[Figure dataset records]
=-=-=

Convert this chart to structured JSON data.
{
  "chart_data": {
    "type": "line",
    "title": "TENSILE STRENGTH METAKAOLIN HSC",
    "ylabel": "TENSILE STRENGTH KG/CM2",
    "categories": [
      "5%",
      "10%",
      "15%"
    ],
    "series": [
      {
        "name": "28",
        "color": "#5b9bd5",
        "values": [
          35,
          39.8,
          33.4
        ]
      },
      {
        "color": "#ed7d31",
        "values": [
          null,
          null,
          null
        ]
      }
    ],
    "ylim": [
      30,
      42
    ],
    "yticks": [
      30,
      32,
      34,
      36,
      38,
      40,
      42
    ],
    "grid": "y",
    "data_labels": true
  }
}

=-=-=

__Your goal__:
Repeat the records above exactly.

__Result__:
Convert this chart to structured JSON data.
{
  "chart_data": {
    "type": "line",
    "title": "TENSILE STRENGTH METAKAOLIN HSC",
    "ylabel": "TENSILE STRENGTH KG/CM2",
    "categories": [
      "5%",
      "10%",
      "15%"
    ],
    "series": [
      {
        "name": "28",
        "color": "#5b9bd5",
        "values": [
          35,
          39.8,
          33.4
        ]
      },
      {
        "color": "#ed7d31",
        "values": [
          null,
          null,
          null
        ]
      }
    ],
    "ylim": [
      30,
      42
    ],
    "yticks": [
      30,
      32,
      34,
      36,
      38,
      40,
      42
    ],
    "grid": "y",
    "data_labels": true
  }
}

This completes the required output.